Pull every line that holds the word "宁波富达" from the entries.

---------- TASK INPUT ----------

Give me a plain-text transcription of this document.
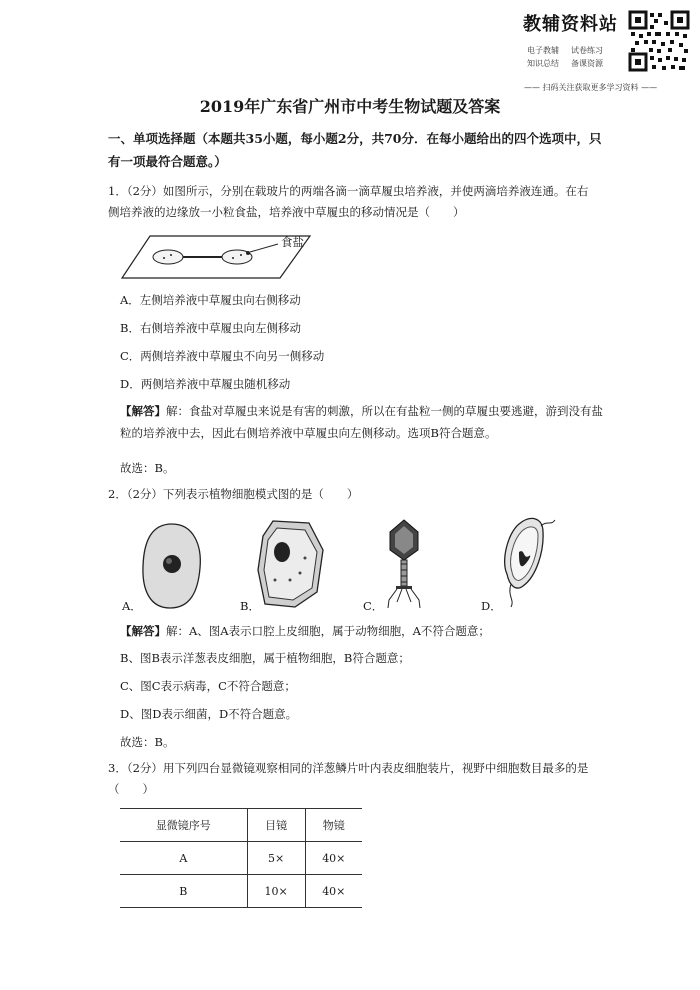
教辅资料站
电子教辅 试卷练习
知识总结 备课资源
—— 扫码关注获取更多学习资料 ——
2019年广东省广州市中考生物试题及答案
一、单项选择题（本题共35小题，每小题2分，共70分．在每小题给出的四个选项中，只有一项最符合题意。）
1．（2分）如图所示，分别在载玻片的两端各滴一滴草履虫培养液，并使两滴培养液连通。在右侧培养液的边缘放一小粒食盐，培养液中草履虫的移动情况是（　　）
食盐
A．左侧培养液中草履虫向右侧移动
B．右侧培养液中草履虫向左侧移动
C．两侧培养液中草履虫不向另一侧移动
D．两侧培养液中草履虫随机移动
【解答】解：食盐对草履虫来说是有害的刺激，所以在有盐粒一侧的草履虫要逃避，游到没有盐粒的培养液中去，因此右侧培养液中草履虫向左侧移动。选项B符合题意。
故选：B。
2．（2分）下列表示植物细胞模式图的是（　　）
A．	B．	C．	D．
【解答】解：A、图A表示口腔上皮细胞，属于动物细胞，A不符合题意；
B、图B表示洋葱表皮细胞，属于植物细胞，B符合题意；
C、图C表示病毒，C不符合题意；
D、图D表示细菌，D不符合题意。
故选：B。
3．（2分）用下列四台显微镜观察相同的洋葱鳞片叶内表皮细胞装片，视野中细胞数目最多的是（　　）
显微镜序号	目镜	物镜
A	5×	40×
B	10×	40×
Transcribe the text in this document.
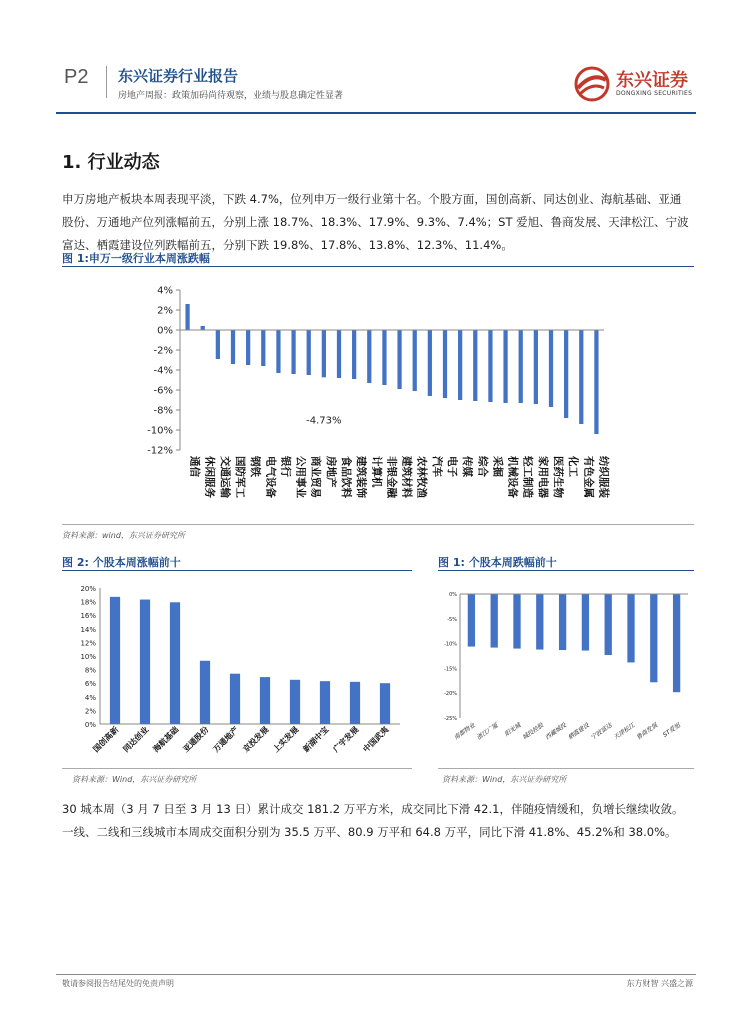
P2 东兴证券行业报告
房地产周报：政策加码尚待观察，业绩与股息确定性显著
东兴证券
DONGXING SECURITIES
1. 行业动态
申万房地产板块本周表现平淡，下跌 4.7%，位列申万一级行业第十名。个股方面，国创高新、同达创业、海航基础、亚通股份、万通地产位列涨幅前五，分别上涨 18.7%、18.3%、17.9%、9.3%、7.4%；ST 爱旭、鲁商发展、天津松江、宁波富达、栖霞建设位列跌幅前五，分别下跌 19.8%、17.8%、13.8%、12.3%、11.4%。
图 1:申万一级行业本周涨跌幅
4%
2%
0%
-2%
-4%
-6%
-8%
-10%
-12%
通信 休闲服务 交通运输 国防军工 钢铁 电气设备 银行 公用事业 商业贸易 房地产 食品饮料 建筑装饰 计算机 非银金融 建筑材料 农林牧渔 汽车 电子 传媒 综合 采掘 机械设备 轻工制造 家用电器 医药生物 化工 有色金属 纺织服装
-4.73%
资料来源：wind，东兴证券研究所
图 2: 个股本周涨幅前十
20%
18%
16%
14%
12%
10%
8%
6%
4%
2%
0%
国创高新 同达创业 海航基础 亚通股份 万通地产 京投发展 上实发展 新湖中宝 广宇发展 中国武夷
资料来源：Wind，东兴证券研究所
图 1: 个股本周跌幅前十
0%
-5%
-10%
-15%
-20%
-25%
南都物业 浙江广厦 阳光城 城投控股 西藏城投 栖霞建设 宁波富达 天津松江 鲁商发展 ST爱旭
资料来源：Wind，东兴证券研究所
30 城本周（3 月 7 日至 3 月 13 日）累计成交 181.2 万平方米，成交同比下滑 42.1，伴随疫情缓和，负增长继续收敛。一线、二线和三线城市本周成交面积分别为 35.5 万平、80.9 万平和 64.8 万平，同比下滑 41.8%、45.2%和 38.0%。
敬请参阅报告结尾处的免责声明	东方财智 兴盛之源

----------
---------- TASK INPUT ----------

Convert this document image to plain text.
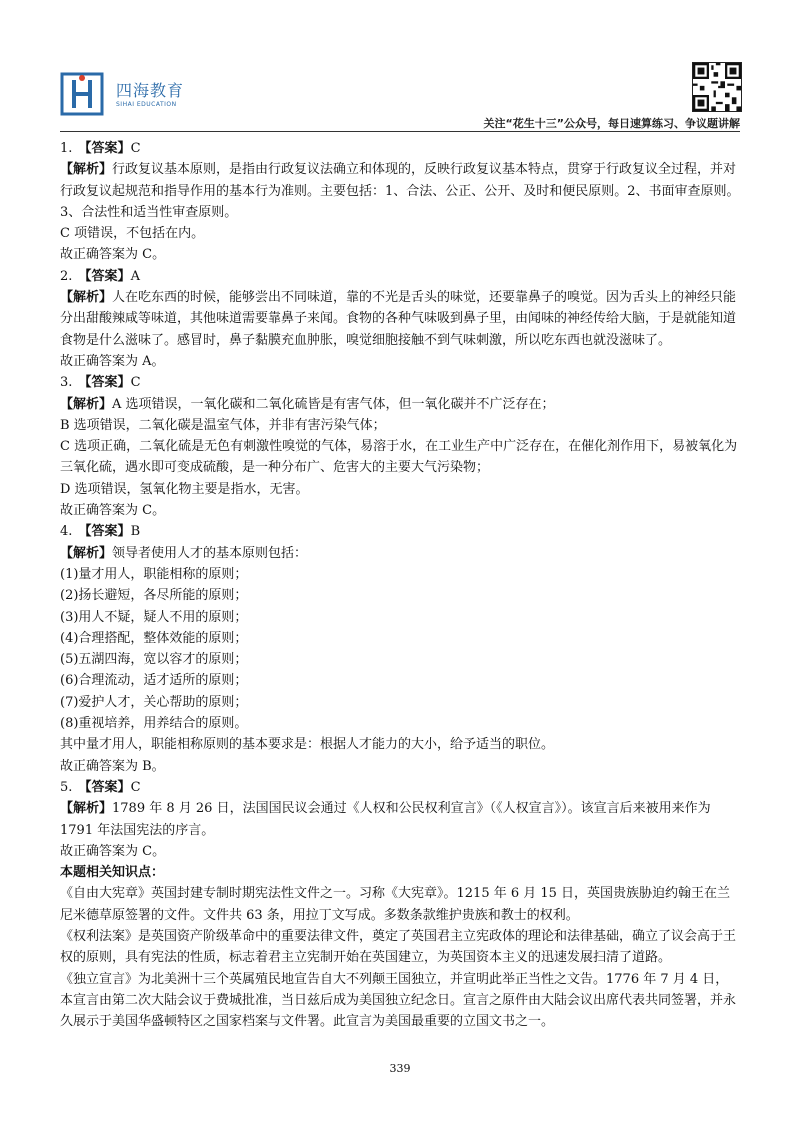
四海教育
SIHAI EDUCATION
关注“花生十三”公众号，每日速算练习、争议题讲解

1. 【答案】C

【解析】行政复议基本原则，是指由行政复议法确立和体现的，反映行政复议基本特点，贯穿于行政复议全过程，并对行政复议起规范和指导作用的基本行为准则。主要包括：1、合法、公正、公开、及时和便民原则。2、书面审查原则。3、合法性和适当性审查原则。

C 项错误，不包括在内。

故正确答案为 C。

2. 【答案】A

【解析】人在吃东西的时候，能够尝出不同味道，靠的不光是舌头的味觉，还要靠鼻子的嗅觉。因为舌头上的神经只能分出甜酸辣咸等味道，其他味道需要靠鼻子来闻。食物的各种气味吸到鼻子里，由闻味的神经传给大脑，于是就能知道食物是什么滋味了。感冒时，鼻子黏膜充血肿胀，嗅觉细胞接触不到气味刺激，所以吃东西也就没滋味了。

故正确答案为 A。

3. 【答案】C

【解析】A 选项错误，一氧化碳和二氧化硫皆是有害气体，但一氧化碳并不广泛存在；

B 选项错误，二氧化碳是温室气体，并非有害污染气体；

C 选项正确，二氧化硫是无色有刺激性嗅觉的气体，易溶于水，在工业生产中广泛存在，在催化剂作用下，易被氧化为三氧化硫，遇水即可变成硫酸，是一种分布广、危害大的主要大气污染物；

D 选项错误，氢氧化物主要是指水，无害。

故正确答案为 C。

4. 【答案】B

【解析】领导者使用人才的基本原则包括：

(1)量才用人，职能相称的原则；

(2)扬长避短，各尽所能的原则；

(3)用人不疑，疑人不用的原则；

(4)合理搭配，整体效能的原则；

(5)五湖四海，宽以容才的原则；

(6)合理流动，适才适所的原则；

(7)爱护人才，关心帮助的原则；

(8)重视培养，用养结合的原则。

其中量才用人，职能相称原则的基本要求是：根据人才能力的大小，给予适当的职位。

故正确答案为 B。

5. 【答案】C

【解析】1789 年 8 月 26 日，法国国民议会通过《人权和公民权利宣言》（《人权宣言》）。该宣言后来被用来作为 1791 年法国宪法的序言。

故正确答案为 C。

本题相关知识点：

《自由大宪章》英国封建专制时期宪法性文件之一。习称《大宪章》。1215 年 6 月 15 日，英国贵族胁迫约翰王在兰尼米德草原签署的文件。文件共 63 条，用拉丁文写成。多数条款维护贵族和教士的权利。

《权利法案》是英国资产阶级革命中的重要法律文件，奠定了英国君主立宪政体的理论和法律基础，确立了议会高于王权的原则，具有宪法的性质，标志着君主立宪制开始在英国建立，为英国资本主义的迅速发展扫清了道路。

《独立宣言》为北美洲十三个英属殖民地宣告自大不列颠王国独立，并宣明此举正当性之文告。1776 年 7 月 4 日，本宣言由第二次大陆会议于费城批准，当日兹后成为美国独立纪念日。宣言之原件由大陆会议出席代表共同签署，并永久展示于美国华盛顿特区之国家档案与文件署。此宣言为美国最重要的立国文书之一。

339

----------

**FULL SOLUTION:**
申万房地产板块本周表现平淡，下跌 4.7%，位列申万一级行业第十名。个股方面，国创高新、同达创业、海航基础、亚通股份、万通地产位列涨幅前五，分别上涨 18.7%、18.3%、17.9%、9.3%、7.4%；ST 爱旭、鲁商发展、天津松江、宁波富达、栖霞建设位列跌幅前五，分别下跌 19.8%、17.8%、13.8%、12.3%、11.4%。
南都物业 浙江广厦 阳光城 城投控股 西藏城投 栖霞建设 宁波富达 天津松江 鲁商发展 ST爱旭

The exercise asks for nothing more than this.